◆ STATED GOAL
Report, word for word, every line of the material that contains "move".

Begin

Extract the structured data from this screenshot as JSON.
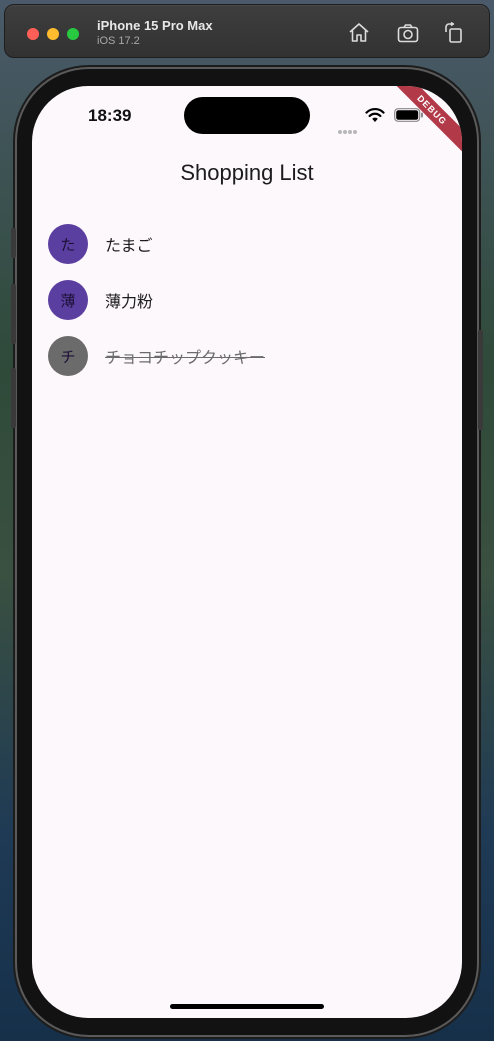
{
  "simulator": {
    "device_name": "iPhone 15 Pro Max",
    "os_version": "iOS 17.2",
    "icons": [
      "home-icon",
      "screenshot-icon",
      "rotate-icon"
    ]
  },
  "status_bar": {
    "time": "18:39",
    "icons": [
      "signal-dots-icon",
      "wifi-icon",
      "battery-icon"
    ]
  },
  "debug_banner": "DEBUG",
  "app": {
    "title": "Shopping List",
    "items": [
      {
        "initial": "た",
        "name": "たまご",
        "purchased": false,
        "avatar_color": "#5b3fa0"
      },
      {
        "initial": "薄",
        "name": "薄力粉",
        "purchased": false,
        "avatar_color": "#5b3fa0"
      },
      {
        "initial": "チ",
        "name": "チョコチップクッキー",
        "purchased": true,
        "avatar_color": "#6b6b6b"
      }
    ]
  },
  "colors": {
    "accent": "#5b3fa0",
    "inactive": "#6b6b6b",
    "background": "#fdf8fc",
    "ribbon": "#b23a48"
  }
}
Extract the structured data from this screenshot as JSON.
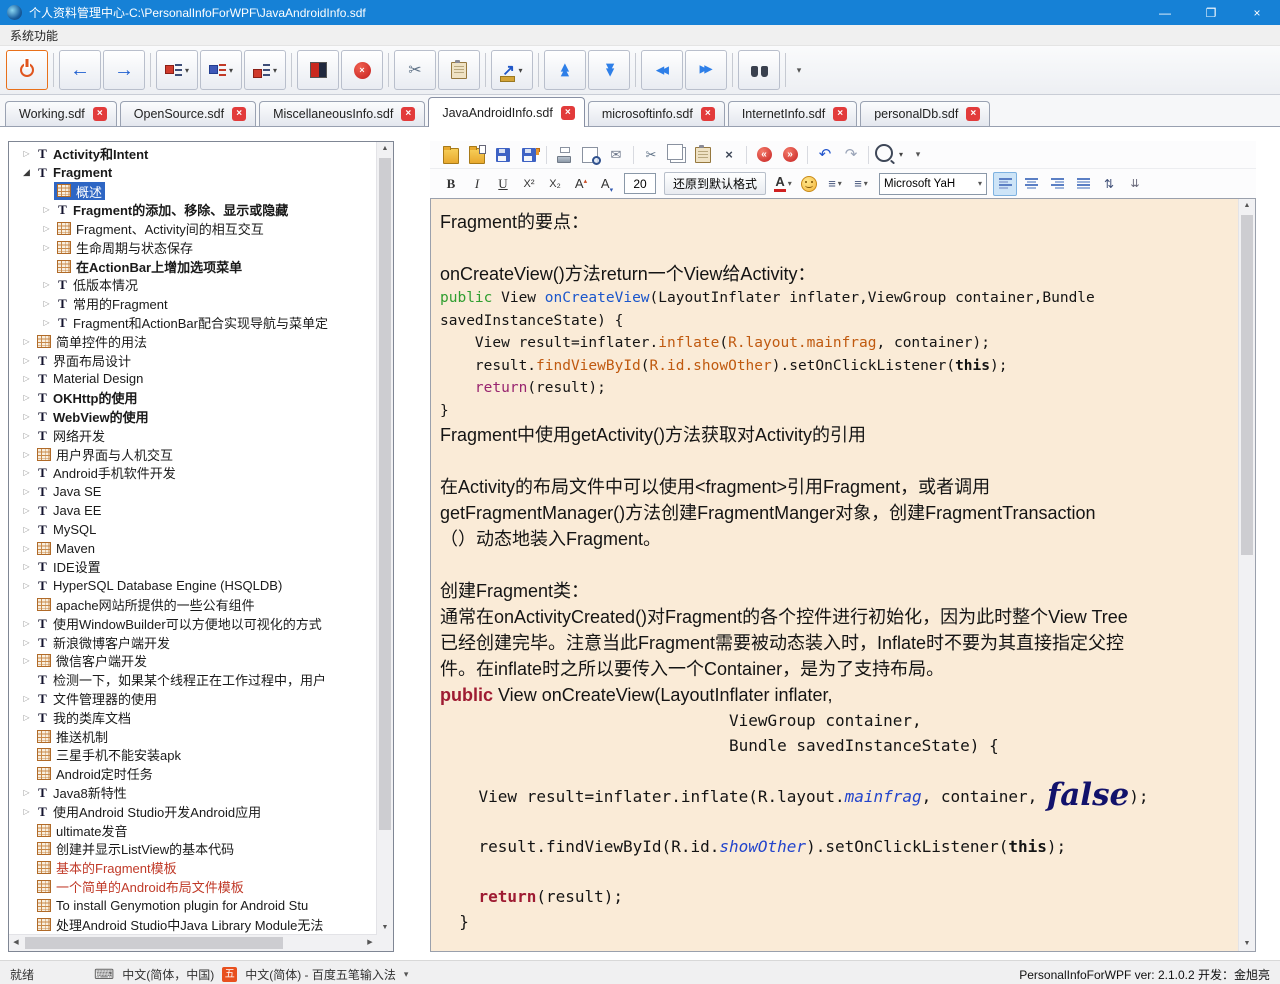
{
  "window": {
    "title": "个人资料管理中心-C:\\PersonalInfoForWPF\\JavaAndroidInfo.sdf",
    "menu": [
      "系统功能"
    ],
    "controls": {
      "minimize": "—",
      "maximize": "❐",
      "close": "×"
    }
  },
  "colors": {
    "titlebar": "#1681D6",
    "editor_background": "#FAEBD7",
    "tree_selection": "#2E66C4",
    "tab_close_red": "#E23B3B",
    "tree_red_item": "#C03A28"
  },
  "toolbar": {
    "groups": [
      [
        {
          "name": "power-button",
          "icon": "power",
          "cls": "power"
        }
      ],
      [
        {
          "name": "back-button",
          "icon": "arrow-left",
          "glyph": "←"
        },
        {
          "name": "forward-button",
          "icon": "arrow-right",
          "glyph": "→"
        }
      ],
      [
        {
          "name": "tree-style-dropdown",
          "icon": "tree1",
          "dropdown": true
        },
        {
          "name": "tree-expand-dropdown",
          "icon": "tree2",
          "dropdown": true
        },
        {
          "name": "tree-collapse-dropdown",
          "icon": "tree3",
          "dropdown": true
        }
      ],
      [
        {
          "name": "mark-node-button",
          "icon": "flag"
        },
        {
          "name": "delete-node-button",
          "icon": "stop",
          "glyph": "×"
        }
      ],
      [
        {
          "name": "cut-node-button",
          "icon": "scissors",
          "glyph": "✂"
        },
        {
          "name": "paste-node-button",
          "icon": "clipboard"
        }
      ],
      [
        {
          "name": "export-button",
          "icon": "export",
          "glyph": "↗",
          "dropdown": true
        }
      ],
      [
        {
          "name": "move-up-button",
          "icon": "double-up",
          "glyph": "▶▶"
        },
        {
          "name": "move-down-button",
          "icon": "double-down",
          "glyph": "▶▶"
        }
      ],
      [
        {
          "name": "prev-node-button",
          "icon": "double-left",
          "glyph": "▶▶"
        },
        {
          "name": "next-node-button",
          "icon": "double-right",
          "glyph": "▶▶"
        }
      ],
      [
        {
          "name": "search-button",
          "icon": "binoculars"
        }
      ],
      [
        {
          "name": "toolbar-overflow-button",
          "icon": "overflow",
          "glyph": "▾",
          "flat": true
        }
      ]
    ]
  },
  "tabs": [
    {
      "label": "Working.sdf",
      "active": false
    },
    {
      "label": "OpenSource.sdf",
      "active": false
    },
    {
      "label": "MiscellaneousInfo.sdf",
      "active": false
    },
    {
      "label": "JavaAndroidInfo.sdf",
      "active": true
    },
    {
      "label": "microsoftinfo.sdf",
      "active": false
    },
    {
      "label": "InternetInfo.sdf",
      "active": false
    },
    {
      "label": "personalDb.sdf",
      "active": false
    }
  ],
  "tree": {
    "items": [
      {
        "label": "Activity和Intent",
        "icon": "T",
        "lvl": 0,
        "ar": "c",
        "b": true
      },
      {
        "label": "Fragment",
        "icon": "T",
        "lvl": 0,
        "ar": "e",
        "b": true
      },
      {
        "label": "概述",
        "icon": "g",
        "lvl": 1,
        "ar": "n",
        "sel": true
      },
      {
        "label": "Fragment的添加、移除、显示或隐藏",
        "icon": "T",
        "lvl": 1,
        "ar": "c",
        "b": true
      },
      {
        "label": "Fragment、Activity间的相互交互",
        "icon": "g",
        "lvl": 1,
        "ar": "c"
      },
      {
        "label": "生命周期与状态保存",
        "icon": "g",
        "lvl": 1,
        "ar": "c"
      },
      {
        "label": "在ActionBar上增加选项菜单",
        "icon": "g",
        "lvl": 1,
        "ar": "n",
        "b": true
      },
      {
        "label": "低版本情况",
        "icon": "T",
        "lvl": 1,
        "ar": "c"
      },
      {
        "label": "常用的Fragment",
        "icon": "T",
        "lvl": 1,
        "ar": "c"
      },
      {
        "label": "Fragment和ActionBar配合实现导航与菜单定",
        "icon": "T",
        "lvl": 1,
        "ar": "c"
      },
      {
        "label": "简单控件的用法",
        "icon": "g",
        "lvl": 0,
        "ar": "c"
      },
      {
        "label": "界面布局设计",
        "icon": "T",
        "lvl": 0,
        "ar": "c"
      },
      {
        "label": "Material Design",
        "icon": "T",
        "lvl": 0,
        "ar": "c"
      },
      {
        "label": "OKHttp的使用",
        "icon": "T",
        "lvl": 0,
        "ar": "c",
        "b": true
      },
      {
        "label": "WebView的使用",
        "icon": "T",
        "lvl": 0,
        "ar": "c",
        "b": true
      },
      {
        "label": "网络开发",
        "icon": "T",
        "lvl": 0,
        "ar": "c"
      },
      {
        "label": "用户界面与人机交互",
        "icon": "g",
        "lvl": 0,
        "ar": "c"
      },
      {
        "label": "Android手机软件开发",
        "icon": "T",
        "lvl": 0,
        "ar": "c"
      },
      {
        "label": "Java SE",
        "icon": "T",
        "lvl": 0,
        "ar": "c"
      },
      {
        "label": "Java EE",
        "icon": "T",
        "lvl": 0,
        "ar": "c"
      },
      {
        "label": "MySQL",
        "icon": "T",
        "lvl": 0,
        "ar": "c"
      },
      {
        "label": "Maven",
        "icon": "g",
        "lvl": 0,
        "ar": "c"
      },
      {
        "label": "IDE设置",
        "icon": "T",
        "lvl": 0,
        "ar": "c"
      },
      {
        "label": "HyperSQL Database Engine (HSQLDB)",
        "icon": "T",
        "lvl": 0,
        "ar": "c"
      },
      {
        "label": "apache网站所提供的一些公有组件",
        "icon": "g",
        "lvl": 0,
        "ar": "n"
      },
      {
        "label": "使用WindowBuilder可以方便地以可视化的方式",
        "icon": "T",
        "lvl": 0,
        "ar": "c"
      },
      {
        "label": "新浪微博客户端开发",
        "icon": "T",
        "lvl": 0,
        "ar": "c"
      },
      {
        "label": "微信客户端开发",
        "icon": "g",
        "lvl": 0,
        "ar": "c"
      },
      {
        "label": "检测一下，如果某个线程正在工作过程中，用户",
        "icon": "T",
        "lvl": 0,
        "ar": "n"
      },
      {
        "label": "文件管理器的使用",
        "icon": "T",
        "lvl": 0,
        "ar": "c"
      },
      {
        "label": "我的类库文档",
        "icon": "T",
        "lvl": 0,
        "ar": "c"
      },
      {
        "label": "推送机制",
        "icon": "g",
        "lvl": 0,
        "ar": "n"
      },
      {
        "label": "三星手机不能安装apk",
        "icon": "g",
        "lvl": 0,
        "ar": "n"
      },
      {
        "label": "Android定时任务",
        "icon": "g",
        "lvl": 0,
        "ar": "n"
      },
      {
        "label": "Java8新特性",
        "icon": "T",
        "lvl": 0,
        "ar": "c"
      },
      {
        "label": "使用Android Studio开发Android应用",
        "icon": "T",
        "lvl": 0,
        "ar": "c"
      },
      {
        "label": "ultimate发音",
        "icon": "g",
        "lvl": 0,
        "ar": "n"
      },
      {
        "label": "创建并显示ListView的基本代码",
        "icon": "g",
        "lvl": 0,
        "ar": "n"
      },
      {
        "label": "基本的Fragment模板",
        "icon": "g",
        "lvl": 0,
        "ar": "n",
        "red": true
      },
      {
        "label": "一个简单的Android布局文件模板",
        "icon": "g",
        "lvl": 0,
        "ar": "n",
        "red": true
      },
      {
        "label": "To install Genymotion plugin for Android Stu",
        "icon": "g",
        "lvl": 0,
        "ar": "n"
      },
      {
        "label": "处理Android Studio中Java Library Module无法",
        "icon": "g",
        "lvl": 0,
        "ar": "n"
      }
    ]
  },
  "editor": {
    "toolbar1": {
      "groups": [
        [
          {
            "name": "open-button",
            "icon": "folder-open"
          },
          {
            "name": "open-in-window-button",
            "icon": "folder-doc"
          },
          {
            "name": "save-button",
            "icon": "floppy"
          },
          {
            "name": "save-as-button",
            "icon": "floppy-edit"
          }
        ],
        [
          {
            "name": "print-button",
            "icon": "printer"
          },
          {
            "name": "print-preview-button",
            "icon": "preview"
          },
          {
            "name": "email-button",
            "icon": "envelope",
            "glyph": "✉"
          }
        ],
        [
          {
            "name": "cut-button",
            "icon": "scissors-sm",
            "glyph": "✂"
          },
          {
            "name": "copy-button",
            "icon": "copy-pages"
          },
          {
            "name": "paste-button",
            "icon": "clipboard-sm"
          },
          {
            "name": "delete-button",
            "icon": "delete-x",
            "glyph": "×"
          }
        ],
        [
          {
            "name": "nav-first-button",
            "icon": "red-first",
            "glyph": "«"
          },
          {
            "name": "nav-last-button",
            "icon": "red-last",
            "glyph": "»"
          }
        ],
        [
          {
            "name": "undo-button",
            "icon": "undo",
            "glyph": "↶"
          },
          {
            "name": "redo-button",
            "icon": "redo",
            "glyph": "↷"
          }
        ],
        [
          {
            "name": "zoom-button",
            "icon": "magnifier",
            "dropdown": true
          },
          {
            "name": "editor-toolbar-overflow-button",
            "icon": "overflow",
            "glyph": "▾",
            "flat": true
          }
        ]
      ]
    },
    "toolbar2": {
      "bold": "B",
      "italic": "I",
      "underline": "U",
      "superscript": "X²",
      "subscript": "X₂",
      "grow_font": "A",
      "shrink_font": "A",
      "font_size": "20",
      "restore_format": "还原到默认格式",
      "font_color": "A",
      "font_family": "Microsoft YaH"
    },
    "content": {
      "lines": [
        {
          "f": "s",
          "seg": [
            [
              "Fragment的要点：",
              ""
            ]
          ]
        },
        {
          "f": "s",
          "seg": []
        },
        {
          "f": "s",
          "seg": [
            [
              "onCreateView()方法return一个View给Activity：",
              ""
            ]
          ]
        },
        {
          "f": "c1",
          "seg": [
            [
              "public",
              "kg"
            ],
            [
              " View ",
              ""
            ],
            [
              "onCreateView",
              "kb"
            ],
            [
              "(LayoutInflater inflater,ViewGroup container,Bundle",
              ""
            ]
          ]
        },
        {
          "f": "c1",
          "seg": [
            [
              "savedInstanceState) {",
              ""
            ]
          ]
        },
        {
          "f": "c1",
          "seg": [
            [
              "    View result=inflater.",
              ""
            ],
            [
              "inflate",
              "ko"
            ],
            [
              "(",
              ""
            ],
            [
              "R.layout.mainfrag",
              "ko"
            ],
            [
              ", container);",
              ""
            ]
          ]
        },
        {
          "f": "c1",
          "seg": [
            [
              "    result.",
              ""
            ],
            [
              "findViewById",
              "ko"
            ],
            [
              "(",
              ""
            ],
            [
              "R.id.showOther",
              "ko"
            ],
            [
              ").setOnClickListener(",
              ""
            ],
            [
              "this",
              "kbd"
            ],
            [
              ");",
              ""
            ]
          ]
        },
        {
          "f": "c1",
          "seg": [
            [
              "    ",
              ""
            ],
            [
              "return",
              "km"
            ],
            [
              "(result);",
              ""
            ]
          ]
        },
        {
          "f": "c1",
          "seg": [
            [
              "}",
              ""
            ]
          ]
        },
        {
          "f": "s",
          "seg": [
            [
              "Fragment中使用getActivity()方法获取对Activity的引用",
              ""
            ]
          ]
        },
        {
          "f": "s",
          "seg": []
        },
        {
          "f": "s",
          "seg": [
            [
              "在Activity的布局文件中可以使用<fragment>引用Fragment，或者调用",
              ""
            ]
          ]
        },
        {
          "f": "s",
          "seg": [
            [
              "getFragmentManager()方法创建FragmentManger对象，创建FragmentTransaction",
              ""
            ]
          ]
        },
        {
          "f": "s",
          "seg": [
            [
              "（）动态地装入Fragment。",
              ""
            ]
          ]
        },
        {
          "f": "s",
          "seg": []
        },
        {
          "f": "s",
          "seg": [
            [
              "创建Fragment类：",
              ""
            ]
          ]
        },
        {
          "f": "s",
          "seg": [
            [
              "通常在onActivityCreated()对Fragment的各个控件进行初始化，因为此时整个View Tree",
              ""
            ]
          ]
        },
        {
          "f": "s",
          "seg": [
            [
              "已经创建完毕。注意当此Fragment需要被动态装入时，Inflate时不要为其直接指定父控",
              ""
            ]
          ]
        },
        {
          "f": "s",
          "seg": [
            [
              "件。在inflate时之所以要传入一个Container，是为了支持布局。",
              ""
            ]
          ]
        },
        {
          "f": "s",
          "seg": [
            [
              "public",
              "kw2"
            ],
            [
              " View onCreateView(LayoutInflater inflater,",
              ""
            ]
          ]
        },
        {
          "f": "c2",
          "seg": [
            [
              "                              ViewGroup container,",
              ""
            ]
          ]
        },
        {
          "f": "c2",
          "seg": [
            [
              "                              Bundle savedInstanceState) {",
              ""
            ]
          ]
        },
        {
          "f": "c2",
          "seg": []
        },
        {
          "f": "c2",
          "seg": [
            [
              "    View result=inflater.inflate(R.layout.",
              ""
            ],
            [
              "mainfrag",
              "kit"
            ],
            [
              ", container, ",
              ""
            ],
            [
              "false",
              "kfalse"
            ],
            [
              ");",
              ""
            ]
          ]
        },
        {
          "f": "c2",
          "seg": []
        },
        {
          "f": "c2",
          "seg": [
            [
              "    result.findViewById(R.id.",
              ""
            ],
            [
              "showOther",
              "kit"
            ],
            [
              ").setOnClickListener(",
              ""
            ],
            [
              "this",
              "kbd"
            ],
            [
              ");",
              ""
            ]
          ]
        },
        {
          "f": "c2",
          "seg": []
        },
        {
          "f": "c2",
          "seg": [
            [
              "    ",
              ""
            ],
            [
              "return",
              "kw2"
            ],
            [
              "(result);",
              ""
            ]
          ]
        },
        {
          "f": "c2",
          "seg": [
            [
              "  }",
              ""
            ]
          ]
        }
      ]
    }
  },
  "statusbar": {
    "ready": "就绪",
    "language": "中文(简体，中国)",
    "ime": "中文(简体) - 百度五笔输入法",
    "ime_icon_label": "五",
    "version": "PersonalInfoForWPF ver: 2.1.0.2 开发：金旭亮"
  }
}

End

◆ FINISHED EXERCISE
          "name": "move-up-button",
          "name": "move-down-button",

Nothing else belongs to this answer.